■ **CHALLENGE**
Extract every line below that contains the word "Fossil".

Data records
********************

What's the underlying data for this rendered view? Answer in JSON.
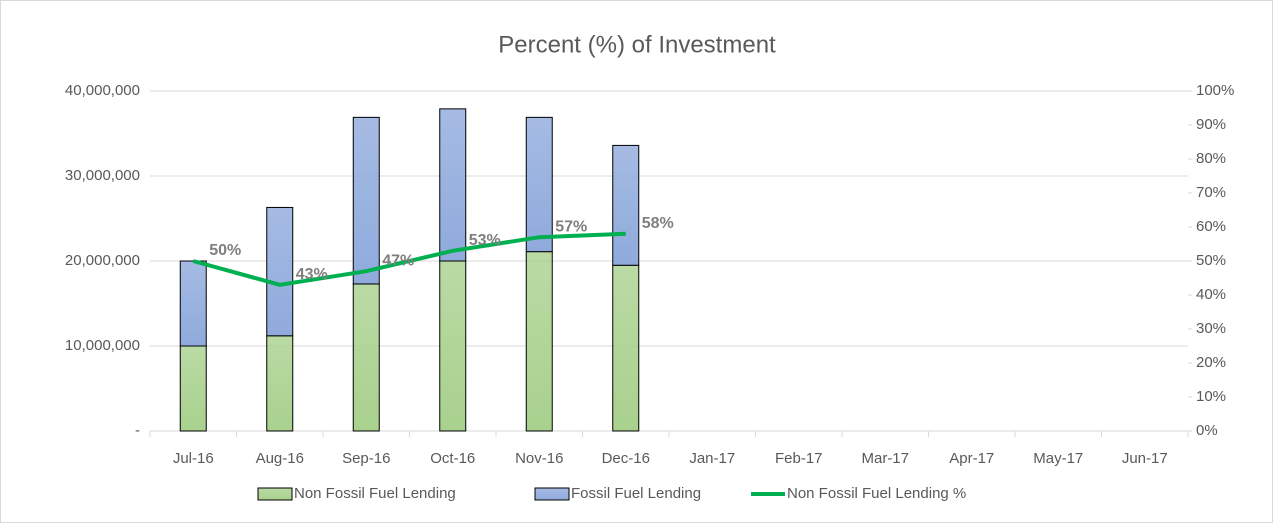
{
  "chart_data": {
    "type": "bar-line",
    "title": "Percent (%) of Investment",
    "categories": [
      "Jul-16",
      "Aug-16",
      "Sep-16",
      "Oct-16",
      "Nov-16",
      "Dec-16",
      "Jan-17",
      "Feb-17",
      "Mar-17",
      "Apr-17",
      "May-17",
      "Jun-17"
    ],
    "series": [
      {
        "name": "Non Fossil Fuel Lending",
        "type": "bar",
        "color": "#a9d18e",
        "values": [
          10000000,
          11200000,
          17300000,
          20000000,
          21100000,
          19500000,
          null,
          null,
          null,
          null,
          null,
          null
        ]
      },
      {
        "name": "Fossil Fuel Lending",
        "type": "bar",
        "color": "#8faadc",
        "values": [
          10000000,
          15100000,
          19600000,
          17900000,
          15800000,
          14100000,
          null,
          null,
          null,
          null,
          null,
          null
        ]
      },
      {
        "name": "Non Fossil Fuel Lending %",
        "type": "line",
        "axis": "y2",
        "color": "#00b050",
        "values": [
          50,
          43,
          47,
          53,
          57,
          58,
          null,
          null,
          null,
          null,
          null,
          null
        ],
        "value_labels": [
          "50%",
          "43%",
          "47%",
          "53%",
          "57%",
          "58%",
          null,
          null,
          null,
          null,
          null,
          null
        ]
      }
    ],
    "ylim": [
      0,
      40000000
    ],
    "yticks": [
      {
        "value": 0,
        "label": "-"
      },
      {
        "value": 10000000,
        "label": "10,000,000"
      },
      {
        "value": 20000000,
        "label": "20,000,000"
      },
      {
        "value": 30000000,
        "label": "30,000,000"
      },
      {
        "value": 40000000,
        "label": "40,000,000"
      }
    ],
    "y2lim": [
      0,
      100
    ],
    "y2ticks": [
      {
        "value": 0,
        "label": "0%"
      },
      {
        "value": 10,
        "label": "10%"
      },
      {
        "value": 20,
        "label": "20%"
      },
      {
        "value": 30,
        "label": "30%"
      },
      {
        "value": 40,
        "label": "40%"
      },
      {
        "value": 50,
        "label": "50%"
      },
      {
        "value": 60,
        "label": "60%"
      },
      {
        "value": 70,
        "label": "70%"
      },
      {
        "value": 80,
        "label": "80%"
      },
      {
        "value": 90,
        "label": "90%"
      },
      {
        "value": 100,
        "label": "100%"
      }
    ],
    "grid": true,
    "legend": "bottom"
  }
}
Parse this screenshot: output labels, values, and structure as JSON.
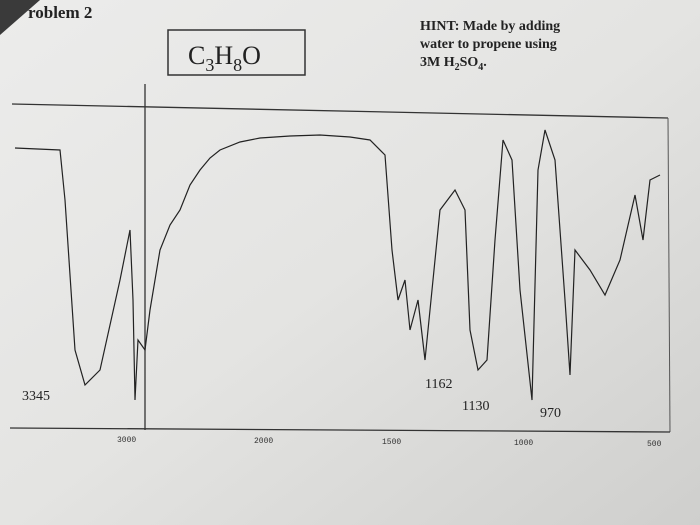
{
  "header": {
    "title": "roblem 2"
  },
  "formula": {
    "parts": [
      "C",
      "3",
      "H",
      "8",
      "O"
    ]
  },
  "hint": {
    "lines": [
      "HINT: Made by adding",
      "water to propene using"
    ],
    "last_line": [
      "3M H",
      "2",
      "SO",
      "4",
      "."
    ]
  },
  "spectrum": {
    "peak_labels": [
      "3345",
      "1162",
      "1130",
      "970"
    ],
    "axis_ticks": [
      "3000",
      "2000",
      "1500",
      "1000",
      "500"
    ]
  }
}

********************

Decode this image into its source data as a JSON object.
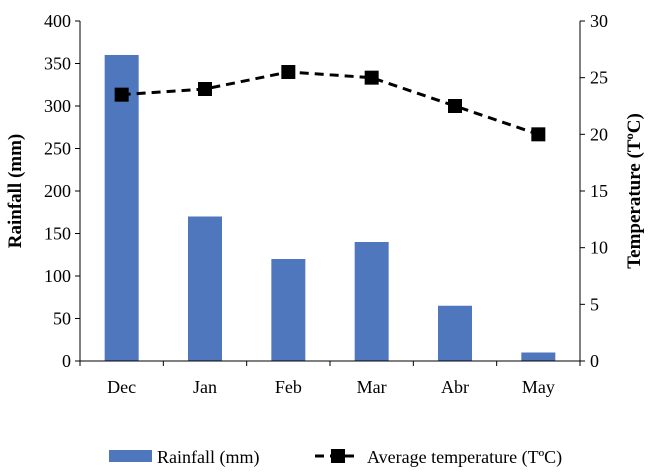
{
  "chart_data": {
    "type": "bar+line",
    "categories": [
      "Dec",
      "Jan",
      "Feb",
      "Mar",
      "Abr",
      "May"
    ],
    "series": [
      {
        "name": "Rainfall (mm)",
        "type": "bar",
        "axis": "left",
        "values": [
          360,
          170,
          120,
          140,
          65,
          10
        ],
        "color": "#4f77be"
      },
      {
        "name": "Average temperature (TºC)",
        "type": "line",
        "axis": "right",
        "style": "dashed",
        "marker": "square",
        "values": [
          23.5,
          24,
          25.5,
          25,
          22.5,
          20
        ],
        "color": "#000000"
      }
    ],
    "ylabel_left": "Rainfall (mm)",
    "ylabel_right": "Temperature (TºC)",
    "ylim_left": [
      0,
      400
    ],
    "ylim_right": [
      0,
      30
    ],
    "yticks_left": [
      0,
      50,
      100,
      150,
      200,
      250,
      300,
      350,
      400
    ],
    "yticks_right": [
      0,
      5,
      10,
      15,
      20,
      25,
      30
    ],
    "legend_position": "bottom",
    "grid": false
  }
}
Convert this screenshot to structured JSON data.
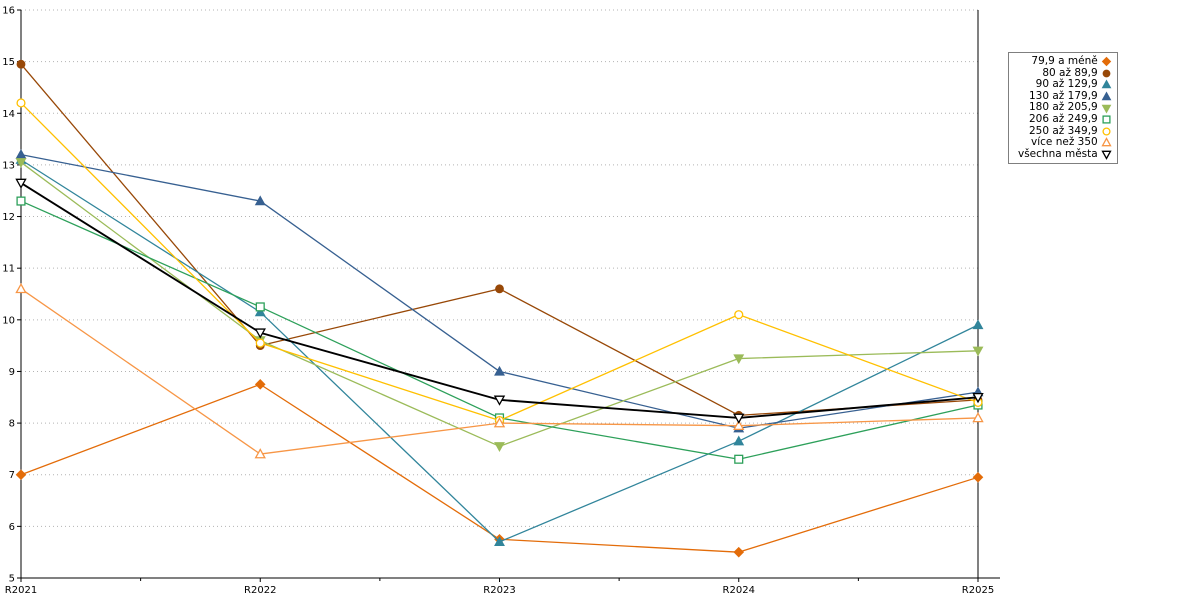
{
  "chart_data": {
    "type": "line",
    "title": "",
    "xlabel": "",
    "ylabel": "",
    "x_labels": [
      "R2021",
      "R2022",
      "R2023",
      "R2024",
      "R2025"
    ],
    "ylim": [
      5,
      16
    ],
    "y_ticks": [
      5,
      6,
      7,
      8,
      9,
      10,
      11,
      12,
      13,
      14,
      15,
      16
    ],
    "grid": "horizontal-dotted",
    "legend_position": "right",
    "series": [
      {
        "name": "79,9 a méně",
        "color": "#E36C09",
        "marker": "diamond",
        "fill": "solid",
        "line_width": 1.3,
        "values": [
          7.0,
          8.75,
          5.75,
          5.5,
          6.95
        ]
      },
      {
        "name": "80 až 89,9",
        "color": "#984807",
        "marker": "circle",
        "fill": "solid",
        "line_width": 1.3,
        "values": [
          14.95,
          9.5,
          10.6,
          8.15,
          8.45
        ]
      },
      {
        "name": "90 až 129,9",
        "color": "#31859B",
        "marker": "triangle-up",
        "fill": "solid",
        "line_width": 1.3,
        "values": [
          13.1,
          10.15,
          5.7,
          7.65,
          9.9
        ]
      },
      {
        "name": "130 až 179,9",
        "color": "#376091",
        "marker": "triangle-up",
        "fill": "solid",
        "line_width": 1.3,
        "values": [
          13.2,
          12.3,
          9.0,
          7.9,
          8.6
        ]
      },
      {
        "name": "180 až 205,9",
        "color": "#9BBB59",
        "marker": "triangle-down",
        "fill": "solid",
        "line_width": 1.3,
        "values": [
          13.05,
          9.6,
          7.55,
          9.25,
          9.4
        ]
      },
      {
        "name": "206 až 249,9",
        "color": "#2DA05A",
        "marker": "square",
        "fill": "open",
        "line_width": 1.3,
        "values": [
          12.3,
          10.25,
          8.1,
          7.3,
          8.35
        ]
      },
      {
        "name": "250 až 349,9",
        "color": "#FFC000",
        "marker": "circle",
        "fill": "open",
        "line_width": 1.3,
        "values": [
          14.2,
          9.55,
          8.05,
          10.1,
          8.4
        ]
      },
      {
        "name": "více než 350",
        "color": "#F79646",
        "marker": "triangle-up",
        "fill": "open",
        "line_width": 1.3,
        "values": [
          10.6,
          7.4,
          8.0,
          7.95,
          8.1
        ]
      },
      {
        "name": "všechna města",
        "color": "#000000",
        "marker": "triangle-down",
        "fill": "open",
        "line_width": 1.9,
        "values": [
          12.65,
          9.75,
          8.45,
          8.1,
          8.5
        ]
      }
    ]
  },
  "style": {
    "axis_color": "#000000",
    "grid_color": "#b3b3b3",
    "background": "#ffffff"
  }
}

********************

■ **RESPONSE TO THIS EXERCISE**
        "name": "Non Fossil Fuel Lending",
        "name": "Fossil Fuel Lending",
        "name": "Non Fossil Fuel Lending %",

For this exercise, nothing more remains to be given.